Goal:
Give back, unchanged, each line from the one containing "Output the text content of this document." through the last line of the entries below.

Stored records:
----

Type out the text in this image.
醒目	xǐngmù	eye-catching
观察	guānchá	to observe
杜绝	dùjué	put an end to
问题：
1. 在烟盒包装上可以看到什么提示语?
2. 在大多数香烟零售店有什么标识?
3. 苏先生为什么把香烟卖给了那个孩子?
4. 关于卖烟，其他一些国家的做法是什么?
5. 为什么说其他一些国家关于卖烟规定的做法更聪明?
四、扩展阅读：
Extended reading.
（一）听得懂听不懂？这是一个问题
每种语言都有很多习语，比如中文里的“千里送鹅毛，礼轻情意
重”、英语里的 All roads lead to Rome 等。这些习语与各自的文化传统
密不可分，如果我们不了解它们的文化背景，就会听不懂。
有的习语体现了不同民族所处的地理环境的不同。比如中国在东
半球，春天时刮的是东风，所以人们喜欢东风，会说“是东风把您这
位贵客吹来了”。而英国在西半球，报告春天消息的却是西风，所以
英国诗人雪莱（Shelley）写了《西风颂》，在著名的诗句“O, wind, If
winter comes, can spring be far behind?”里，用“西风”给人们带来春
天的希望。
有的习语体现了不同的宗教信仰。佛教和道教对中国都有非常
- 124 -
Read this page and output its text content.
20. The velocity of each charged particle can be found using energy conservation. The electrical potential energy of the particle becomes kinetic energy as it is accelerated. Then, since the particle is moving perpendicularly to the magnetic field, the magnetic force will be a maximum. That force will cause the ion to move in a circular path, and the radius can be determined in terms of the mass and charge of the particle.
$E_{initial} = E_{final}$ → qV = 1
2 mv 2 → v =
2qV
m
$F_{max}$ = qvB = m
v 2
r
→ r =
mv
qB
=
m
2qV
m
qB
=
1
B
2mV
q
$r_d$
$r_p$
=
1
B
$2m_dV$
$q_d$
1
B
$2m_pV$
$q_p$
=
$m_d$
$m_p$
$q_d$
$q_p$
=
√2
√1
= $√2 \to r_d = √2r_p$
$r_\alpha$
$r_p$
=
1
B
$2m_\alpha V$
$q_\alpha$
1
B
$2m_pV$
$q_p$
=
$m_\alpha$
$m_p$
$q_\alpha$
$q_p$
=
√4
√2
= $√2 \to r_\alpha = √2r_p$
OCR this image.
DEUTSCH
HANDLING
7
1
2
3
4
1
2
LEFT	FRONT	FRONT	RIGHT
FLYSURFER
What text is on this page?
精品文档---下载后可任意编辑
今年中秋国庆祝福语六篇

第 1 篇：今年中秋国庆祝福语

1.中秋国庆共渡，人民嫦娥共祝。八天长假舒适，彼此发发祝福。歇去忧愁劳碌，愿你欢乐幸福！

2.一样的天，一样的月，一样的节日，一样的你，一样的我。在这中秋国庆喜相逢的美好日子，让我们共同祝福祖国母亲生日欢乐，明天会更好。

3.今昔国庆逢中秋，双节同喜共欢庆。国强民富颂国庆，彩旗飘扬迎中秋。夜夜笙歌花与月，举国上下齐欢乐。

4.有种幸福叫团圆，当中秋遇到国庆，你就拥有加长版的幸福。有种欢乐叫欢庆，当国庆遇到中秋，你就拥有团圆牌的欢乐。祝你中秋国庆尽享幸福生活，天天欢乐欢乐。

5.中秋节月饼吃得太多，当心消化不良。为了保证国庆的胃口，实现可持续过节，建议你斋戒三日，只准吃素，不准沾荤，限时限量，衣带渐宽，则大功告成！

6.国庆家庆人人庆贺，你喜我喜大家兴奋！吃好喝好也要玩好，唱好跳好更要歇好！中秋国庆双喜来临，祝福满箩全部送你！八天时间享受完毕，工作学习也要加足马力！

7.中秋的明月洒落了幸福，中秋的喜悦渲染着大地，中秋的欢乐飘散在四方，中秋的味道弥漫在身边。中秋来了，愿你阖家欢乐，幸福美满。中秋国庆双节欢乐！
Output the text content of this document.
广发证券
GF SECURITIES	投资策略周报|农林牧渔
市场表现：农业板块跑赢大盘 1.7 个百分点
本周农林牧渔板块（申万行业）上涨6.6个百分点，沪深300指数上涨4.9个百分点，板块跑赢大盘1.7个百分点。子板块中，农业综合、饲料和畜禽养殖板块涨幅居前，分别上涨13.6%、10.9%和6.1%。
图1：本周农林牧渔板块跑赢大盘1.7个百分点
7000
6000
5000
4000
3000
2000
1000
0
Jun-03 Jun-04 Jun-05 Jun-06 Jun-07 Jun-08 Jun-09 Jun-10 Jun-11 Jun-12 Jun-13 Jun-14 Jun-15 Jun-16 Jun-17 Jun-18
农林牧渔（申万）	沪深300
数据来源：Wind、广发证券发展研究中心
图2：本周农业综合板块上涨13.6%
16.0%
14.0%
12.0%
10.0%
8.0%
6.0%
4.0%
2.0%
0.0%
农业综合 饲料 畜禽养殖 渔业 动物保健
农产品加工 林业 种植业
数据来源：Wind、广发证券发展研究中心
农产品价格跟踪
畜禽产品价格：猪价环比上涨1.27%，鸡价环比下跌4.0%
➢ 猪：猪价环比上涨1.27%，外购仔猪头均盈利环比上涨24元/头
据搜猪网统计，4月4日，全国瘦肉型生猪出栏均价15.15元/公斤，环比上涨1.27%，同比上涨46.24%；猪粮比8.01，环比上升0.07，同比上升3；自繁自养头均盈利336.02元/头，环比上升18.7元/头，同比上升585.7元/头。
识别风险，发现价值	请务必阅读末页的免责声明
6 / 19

----

Result of the exercise:
Output the text content of this document.
广发证券
GF SECURITIES	投资策略周报|农林牧渔
市场表现：农业板块跑赢大盘 1.7 个百分点
本周农林牧渔板块（申万行业）上涨6.6个百分点，沪深300指数上涨4.9个百分点，板块跑赢大盘1.7个百分点。子板块中，农业综合、饲料和畜禽养殖板块涨幅居前，分别上涨13.6%、10.9%和6.1%。
图1：本周农林牧渔板块跑赢大盘1.7个百分点
7000
6000
5000
4000
3000
2000
1000
0
Jun-03 Jun-04 Jun-05 Jun-06 Jun-07 Jun-08 Jun-09 Jun-10 Jun-11 Jun-12 Jun-13 Jun-14 Jun-15 Jun-16 Jun-17 Jun-18
农林牧渔（申万）	沪深300
数据来源：Wind、广发证券发展研究中心
图2：本周农业综合板块上涨13.6%
16.0%
14.0%
12.0%
10.0%
8.0%
6.0%
4.0%
2.0%
0.0%
农业综合 饲料 畜禽养殖 渔业 动物保健
农产品加工 林业 种植业
数据来源：Wind、广发证券发展研究中心
农产品价格跟踪
畜禽产品价格：猪价环比上涨1.27%，鸡价环比下跌4.0%
➢ 猪：猪价环比上涨1.27%，外购仔猪头均盈利环比上涨24元/头
据搜猪网统计，4月4日，全国瘦肉型生猪出栏均价15.15元/公斤，环比上涨1.27%，同比上涨46.24%；猪粮比8.01，环比上升0.07，同比上升3；自繁自养头均盈利336.02元/头，环比上升18.7元/头，同比上升585.7元/头。
识别风险，发现价值	请务必阅读末页的免责声明
6 / 19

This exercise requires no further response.